» WHAT THE TASK ASKS: Below are some records; give them all again exactly, but not the pictures.

» RECORD LIST:
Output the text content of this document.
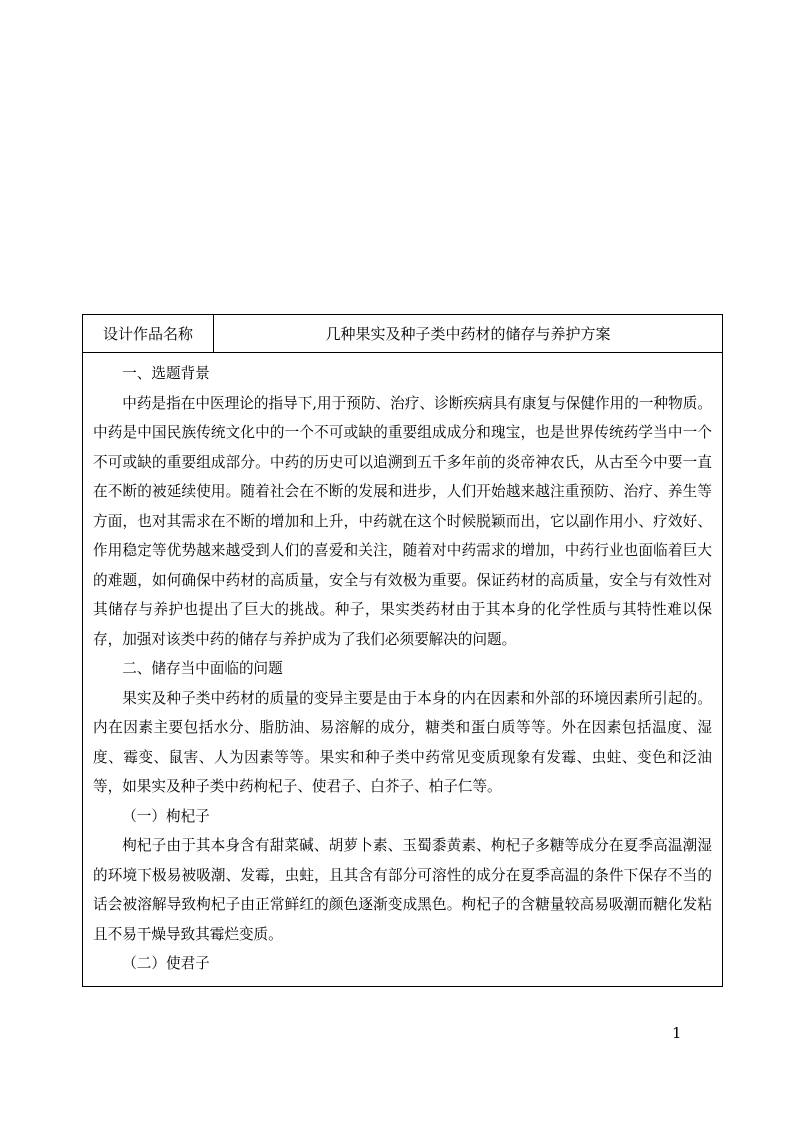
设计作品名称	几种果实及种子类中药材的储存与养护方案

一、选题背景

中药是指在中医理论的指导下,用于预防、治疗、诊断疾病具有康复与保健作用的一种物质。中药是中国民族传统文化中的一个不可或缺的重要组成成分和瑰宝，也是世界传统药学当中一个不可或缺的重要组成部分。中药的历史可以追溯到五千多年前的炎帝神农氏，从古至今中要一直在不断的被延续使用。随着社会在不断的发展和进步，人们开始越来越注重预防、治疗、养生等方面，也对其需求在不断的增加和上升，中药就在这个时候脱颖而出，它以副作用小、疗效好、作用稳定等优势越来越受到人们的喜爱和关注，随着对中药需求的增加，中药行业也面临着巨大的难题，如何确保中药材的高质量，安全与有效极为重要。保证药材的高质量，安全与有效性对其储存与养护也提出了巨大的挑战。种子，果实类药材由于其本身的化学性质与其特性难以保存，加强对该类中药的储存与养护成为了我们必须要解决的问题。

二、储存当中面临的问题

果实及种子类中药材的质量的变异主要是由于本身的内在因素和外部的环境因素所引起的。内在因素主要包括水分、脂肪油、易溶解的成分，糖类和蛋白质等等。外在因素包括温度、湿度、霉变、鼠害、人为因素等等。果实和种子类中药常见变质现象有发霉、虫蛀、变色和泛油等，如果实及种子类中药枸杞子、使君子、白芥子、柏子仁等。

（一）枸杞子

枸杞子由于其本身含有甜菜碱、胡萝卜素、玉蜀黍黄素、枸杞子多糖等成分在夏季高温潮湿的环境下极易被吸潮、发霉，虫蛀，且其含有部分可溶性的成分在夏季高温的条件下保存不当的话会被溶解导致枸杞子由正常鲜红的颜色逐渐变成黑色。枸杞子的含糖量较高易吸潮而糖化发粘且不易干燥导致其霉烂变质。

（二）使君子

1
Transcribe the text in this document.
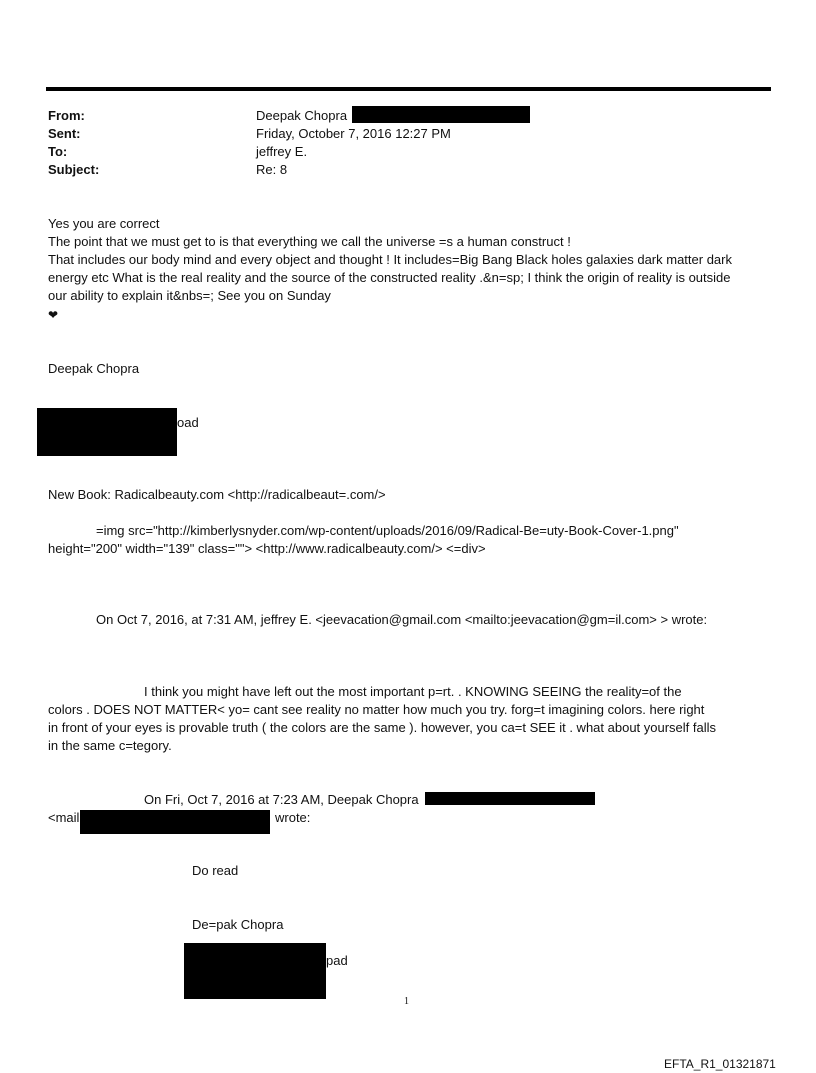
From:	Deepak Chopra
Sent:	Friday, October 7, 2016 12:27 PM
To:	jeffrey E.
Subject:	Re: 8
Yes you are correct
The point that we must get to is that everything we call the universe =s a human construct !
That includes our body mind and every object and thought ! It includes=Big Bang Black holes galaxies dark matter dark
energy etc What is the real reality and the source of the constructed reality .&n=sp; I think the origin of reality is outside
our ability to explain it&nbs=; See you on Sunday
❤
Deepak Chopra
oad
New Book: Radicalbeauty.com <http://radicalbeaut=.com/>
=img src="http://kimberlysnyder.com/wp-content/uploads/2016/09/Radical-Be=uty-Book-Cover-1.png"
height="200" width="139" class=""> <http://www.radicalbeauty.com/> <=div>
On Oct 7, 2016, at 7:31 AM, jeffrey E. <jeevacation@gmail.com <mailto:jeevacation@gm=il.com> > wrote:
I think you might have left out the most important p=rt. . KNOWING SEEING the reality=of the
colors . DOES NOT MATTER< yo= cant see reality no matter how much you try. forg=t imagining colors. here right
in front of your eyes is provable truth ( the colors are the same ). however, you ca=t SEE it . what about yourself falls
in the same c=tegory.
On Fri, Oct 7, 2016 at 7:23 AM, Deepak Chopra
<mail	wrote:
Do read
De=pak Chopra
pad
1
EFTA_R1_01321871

» COMPLETE ANSWER:
Output the text content of this document.
设计作品名称	几种果实及种子类中药材的储存与养护方案

一、选题背景

中药是指在中医理论的指导下,用于预防、治疗、诊断疾病具有康复与保健作用的一种物质。中药是中国民族传统文化中的一个不可或缺的重要组成成分和瑰宝，也是世界传统药学当中一个不可或缺的重要组成部分。中药的历史可以追溯到五千多年前的炎帝神农氏，从古至今中要一直在不断的被延续使用。随着社会在不断的发展和进步，人们开始越来越注重预防、治疗、养生等方面，也对其需求在不断的增加和上升，中药就在这个时候脱颖而出，它以副作用小、疗效好、作用稳定等优势越来越受到人们的喜爱和关注，随着对中药需求的增加，中药行业也面临着巨大的难题，如何确保中药材的高质量，安全与有效极为重要。保证药材的高质量，安全与有效性对其储存与养护也提出了巨大的挑战。种子，果实类药材由于其本身的化学性质与其特性难以保存，加强对该类中药的储存与养护成为了我们必须要解决的问题。

二、储存当中面临的问题

果实及种子类中药材的质量的变异主要是由于本身的内在因素和外部的环境因素所引起的。内在因素主要包括水分、脂肪油、易溶解的成分，糖类和蛋白质等等。外在因素包括温度、湿度、霉变、鼠害、人为因素等等。果实和种子类中药常见变质现象有发霉、虫蛀、变色和泛油等，如果实及种子类中药枸杞子、使君子、白芥子、柏子仁等。

（一）枸杞子

枸杞子由于其本身含有甜菜碱、胡萝卜素、玉蜀黍黄素、枸杞子多糖等成分在夏季高温潮湿的环境下极易被吸潮、发霉，虫蛀，且其含有部分可溶性的成分在夏季高温的条件下保存不当的话会被溶解导致枸杞子由正常鲜红的颜色逐渐变成黑色。枸杞子的含糖量较高易吸潮而糖化发粘且不易干燥导致其霉烂变质。

（二）使君子

1
Transcribe the text in this document.
From:	Deepak Chopra
Sent:	Friday, October 7, 2016 12:27 PM
To:	jeffrey E.
Subject:	Re: 8
Yes you are correct
The point that we must get to is that everything we call the universe =s a human construct !
That includes our body mind and every object and thought ! It includes=Big Bang Black holes galaxies dark matter dark
energy etc What is the real reality and the source of the constructed reality .&n=sp; I think the origin of reality is outside
our ability to explain it&nbs=; See you on Sunday
❤
Deepak Chopra
oad
New Book: Radicalbeauty.com <http://radicalbeaut=.com/>
=img src="http://kimberlysnyder.com/wp-content/uploads/2016/09/Radical-Be=uty-Book-Cover-1.png"
height="200" width="139" class=""> <http://www.radicalbeauty.com/> <=div>
On Oct 7, 2016, at 7:31 AM, jeffrey E. <jeevacation@gmail.com <mailto:jeevacation@gm=il.com> > wrote:
I think you might have left out the most important p=rt. . KNOWING SEEING the reality=of the
colors . DOES NOT MATTER< yo= cant see reality no matter how much you try. forg=t imagining colors. here right
in front of your eyes is provable truth ( the colors are the same ). however, you ca=t SEE it . what about yourself falls
in the same c=tegory.
On Fri, Oct 7, 2016 at 7:23 AM, Deepak Chopra
<mail	wrote:
Do read
De=pak Chopra
pad
1
EFTA_R1_01321871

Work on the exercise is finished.